#### AVAILABLE DATA
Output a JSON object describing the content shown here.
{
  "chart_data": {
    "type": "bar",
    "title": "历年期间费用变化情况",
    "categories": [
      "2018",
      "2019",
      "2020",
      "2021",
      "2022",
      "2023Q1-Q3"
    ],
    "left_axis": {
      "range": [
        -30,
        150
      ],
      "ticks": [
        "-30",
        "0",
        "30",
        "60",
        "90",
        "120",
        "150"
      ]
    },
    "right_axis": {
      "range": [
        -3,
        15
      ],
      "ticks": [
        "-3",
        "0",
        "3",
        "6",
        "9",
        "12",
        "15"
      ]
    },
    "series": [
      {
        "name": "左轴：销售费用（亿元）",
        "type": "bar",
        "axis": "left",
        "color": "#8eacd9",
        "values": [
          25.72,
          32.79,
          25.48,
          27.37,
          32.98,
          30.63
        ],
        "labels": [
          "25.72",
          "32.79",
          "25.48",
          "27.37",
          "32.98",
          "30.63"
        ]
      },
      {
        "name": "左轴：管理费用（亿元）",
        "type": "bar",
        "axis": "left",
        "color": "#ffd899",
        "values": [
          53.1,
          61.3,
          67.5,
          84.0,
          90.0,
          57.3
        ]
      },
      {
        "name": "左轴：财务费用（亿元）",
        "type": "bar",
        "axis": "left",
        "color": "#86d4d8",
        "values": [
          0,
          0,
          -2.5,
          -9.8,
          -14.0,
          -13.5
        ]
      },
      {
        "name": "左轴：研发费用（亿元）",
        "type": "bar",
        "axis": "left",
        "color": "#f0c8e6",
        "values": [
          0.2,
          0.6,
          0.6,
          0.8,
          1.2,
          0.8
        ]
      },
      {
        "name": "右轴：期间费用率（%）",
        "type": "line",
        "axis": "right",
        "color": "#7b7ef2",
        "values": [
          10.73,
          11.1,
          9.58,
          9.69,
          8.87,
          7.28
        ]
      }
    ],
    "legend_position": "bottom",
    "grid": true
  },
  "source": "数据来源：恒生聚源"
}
########
WHAT TO PRODUCE |
Identify each line in the records above containing the word "name"; copy those lines.

TASK ANSWER |
        "name": "左轴：销售费用（亿元）",
        "name": "左轴：管理费用（亿元）",
        "name": "左轴：财务费用（亿元）",
        "name": "左轴：研发费用（亿元）",
        "name": "右轴：期间费用率（%）",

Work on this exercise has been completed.